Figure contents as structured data

——

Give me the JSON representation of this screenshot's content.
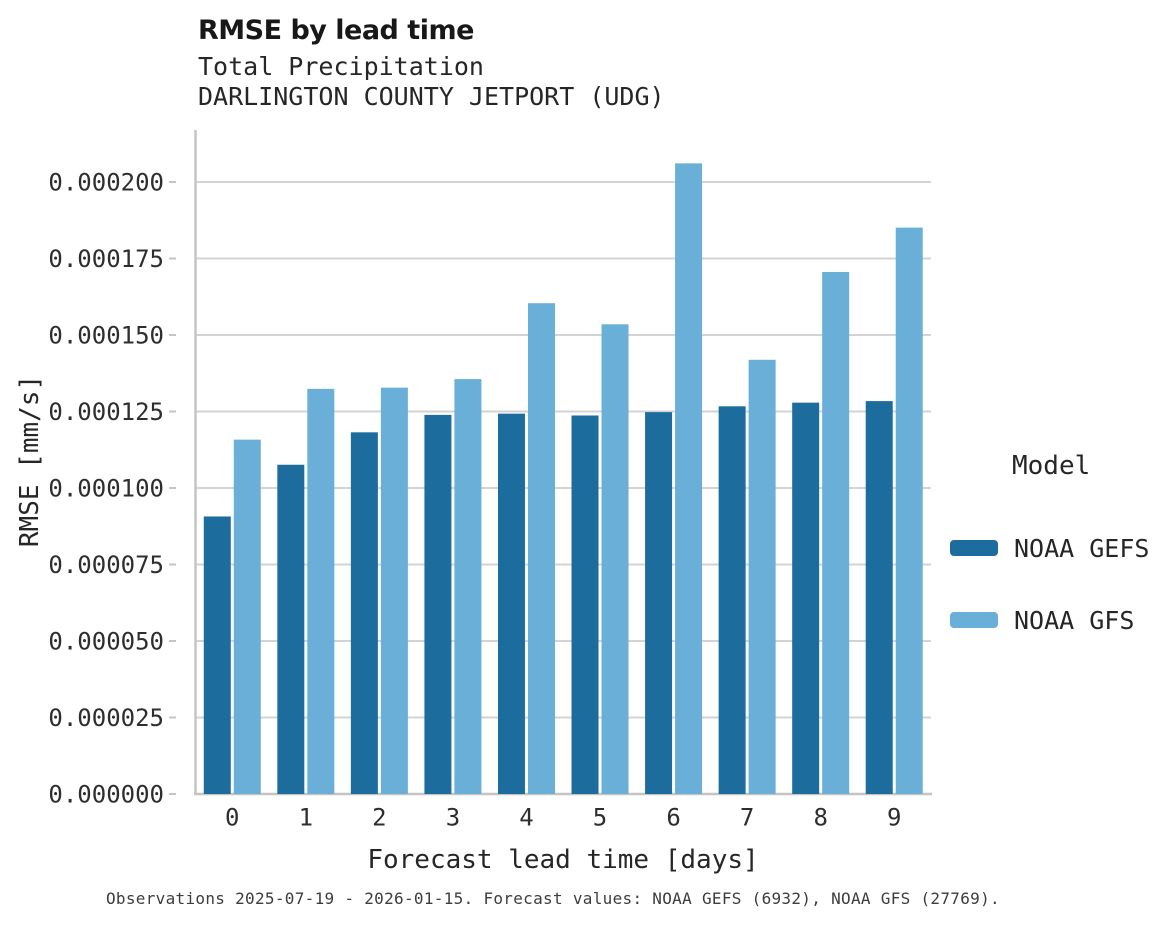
{
  "page": {
    "background": "#ffffff"
  },
  "header": {
    "title": "RMSE by lead time",
    "subtitle1": "Total Precipitation",
    "subtitle2": "DARLINGTON COUNTY JETPORT (UDG)"
  },
  "chart_data": {
    "type": "bar",
    "title": "RMSE by lead time",
    "subtitle": [
      "Total Precipitation",
      "DARLINGTON COUNTY JETPORT (UDG)"
    ],
    "categories": [
      "0",
      "1",
      "2",
      "3",
      "4",
      "5",
      "6",
      "7",
      "8",
      "9"
    ],
    "series": [
      {
        "name": "NOAA GEFS",
        "color": "#1c6d9e",
        "values": [
          9.07e-05,
          0.0001076,
          0.0001182,
          0.0001239,
          0.0001243,
          0.0001237,
          0.0001248,
          0.0001267,
          0.0001279,
          0.0001284
        ]
      },
      {
        "name": "NOAA GFS",
        "color": "#69afd8",
        "values": [
          0.0001158,
          0.0001324,
          0.0001328,
          0.0001356,
          0.0001604,
          0.0001535,
          0.0002061,
          0.0001419,
          0.0001706,
          0.0001851
        ]
      }
    ],
    "xlabel": "Forecast lead time [days]",
    "ylabel": "RMSE [mm/s]",
    "ylim": [
      0,
      0.000217
    ],
    "yticks": [
      0,
      2.5e-05,
      5e-05,
      7.5e-05,
      0.0001,
      0.000125,
      0.00015,
      0.000175,
      0.0002
    ],
    "ytick_labels": [
      "0.000000",
      "0.000025",
      "0.000050",
      "0.000075",
      "0.000100",
      "0.000125",
      "0.000150",
      "0.000175",
      "0.000200"
    ],
    "grid": "horizontal",
    "grid_color": "#d3d3d3",
    "axis_color": "#c4c4c4",
    "tick_label_color": "#2e2e2e",
    "legend_position": "right",
    "legend_title": "Model"
  },
  "legend": {
    "title": "Model",
    "items": [
      {
        "label": "NOAA GEFS",
        "color": "#1c6d9e"
      },
      {
        "label": "NOAA GFS",
        "color": "#69afd8"
      }
    ]
  },
  "footer": {
    "caption": "Observations 2025-07-19 - 2026-01-15. Forecast values: NOAA GEFS (6932), NOAA GFS (27769)."
  }
}
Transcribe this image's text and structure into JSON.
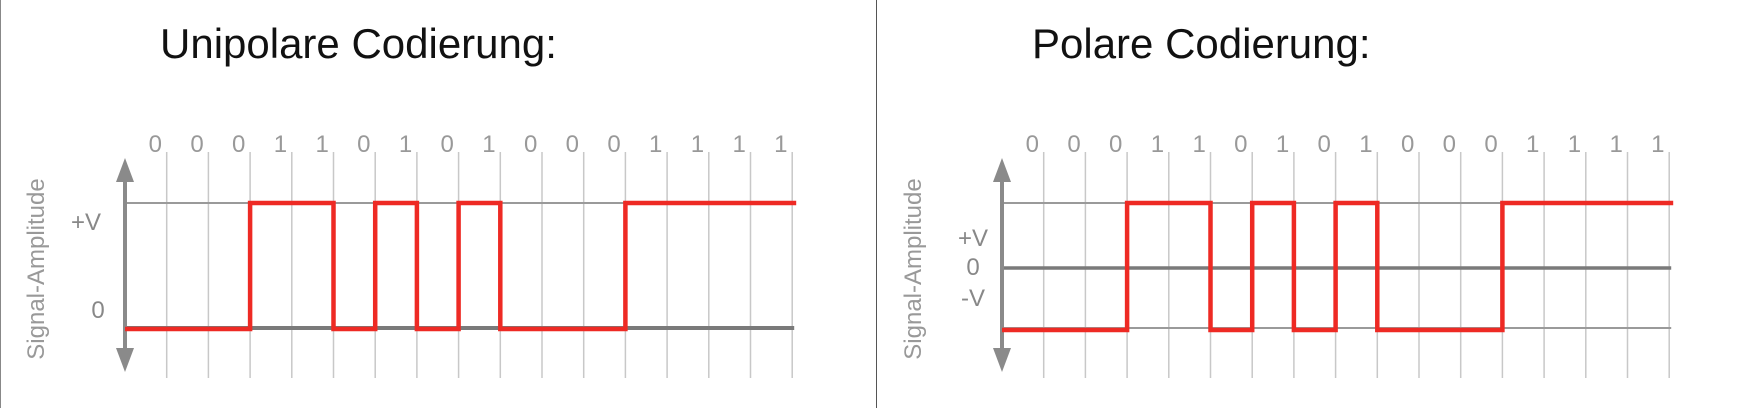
{
  "panels": [
    {
      "title": "Unipolare Codierung:",
      "ylabel": "Signal-Amplitude",
      "levels": [
        "+V",
        "0"
      ],
      "bits": [
        "0",
        "0",
        "0",
        "1",
        "1",
        "0",
        "1",
        "0",
        "1",
        "0",
        "0",
        "0",
        "1",
        "1",
        "1",
        "1"
      ],
      "encoding": "unipolar"
    },
    {
      "title": "Polare Codierung:",
      "ylabel": "Signal-Amplitude",
      "levels": [
        "+V",
        "0",
        "-V"
      ],
      "bits": [
        "0",
        "0",
        "0",
        "1",
        "1",
        "0",
        "1",
        "0",
        "1",
        "0",
        "0",
        "0",
        "1",
        "1",
        "1",
        "1"
      ],
      "encoding": "polar"
    }
  ],
  "colors": {
    "signal": "#ee2a24",
    "grid": "#c8c8c8",
    "axis": "#8a8a8a",
    "baseline": "#7a7a7a"
  }
}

——

> [Instructions to follow] Which lines hold the word "Forecast"? Copy each of them from the records.

> [The answer]
    "xlabel": "Forecast lead time [days]",
    "caption": "Observations 2025-07-19 - 2026-01-15. Forecast values: NOAA GEFS (6932), NOAA GFS (27769)."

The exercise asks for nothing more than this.